Requirements >> Reproduce the listing below word for word, with no pictures.

[Dataset records on visual material]
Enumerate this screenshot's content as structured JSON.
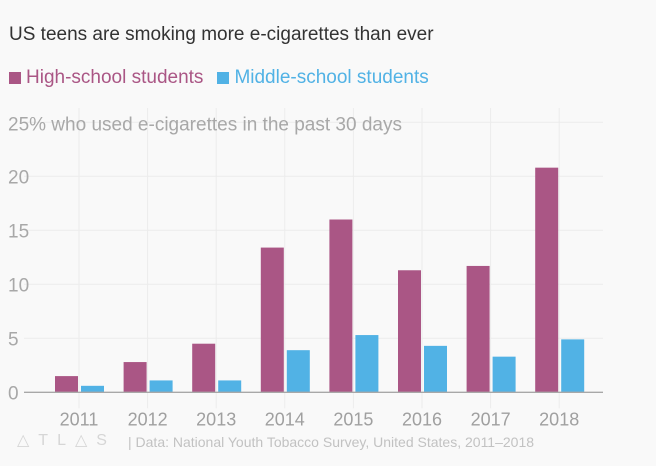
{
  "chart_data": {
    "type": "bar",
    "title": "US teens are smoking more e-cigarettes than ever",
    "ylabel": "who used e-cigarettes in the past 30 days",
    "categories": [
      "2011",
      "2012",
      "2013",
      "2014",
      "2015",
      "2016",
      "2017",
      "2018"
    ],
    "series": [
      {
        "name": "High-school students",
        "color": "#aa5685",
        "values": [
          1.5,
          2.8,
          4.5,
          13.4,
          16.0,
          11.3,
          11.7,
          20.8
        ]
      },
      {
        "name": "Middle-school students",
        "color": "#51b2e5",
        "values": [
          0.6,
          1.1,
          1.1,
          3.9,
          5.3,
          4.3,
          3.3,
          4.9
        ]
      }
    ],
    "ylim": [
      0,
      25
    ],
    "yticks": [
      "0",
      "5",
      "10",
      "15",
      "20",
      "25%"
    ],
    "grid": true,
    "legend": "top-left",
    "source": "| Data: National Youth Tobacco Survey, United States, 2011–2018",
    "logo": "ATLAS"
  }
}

Written reply >>
Enumerate this screenshot's content as structured JSON.
{
  "chart_data": {
    "type": "bar",
    "title": "US teens are smoking more e-cigarettes than ever",
    "ylabel": "who used e-cigarettes in the past 30 days",
    "categories": [
      "2011",
      "2012",
      "2013",
      "2014",
      "2015",
      "2016",
      "2017",
      "2018"
    ],
    "series": [
      {
        "name": "High-school students",
        "color": "#aa5685",
        "values": [
          1.5,
          2.8,
          4.5,
          13.4,
          16.0,
          11.3,
          11.7,
          20.8
        ]
      },
      {
        "name": "Middle-school students",
        "color": "#51b2e5",
        "values": [
          0.6,
          1.1,
          1.1,
          3.9,
          5.3,
          4.3,
          3.3,
          4.9
        ]
      }
    ],
    "ylim": [
      0,
      25
    ],
    "yticks": [
      "0",
      "5",
      "10",
      "15",
      "20",
      "25%"
    ],
    "grid": true,
    "legend": "top-left",
    "source": "| Data: National Youth Tobacco Survey, United States, 2011–2018",
    "logo": "ATLAS"
  }
}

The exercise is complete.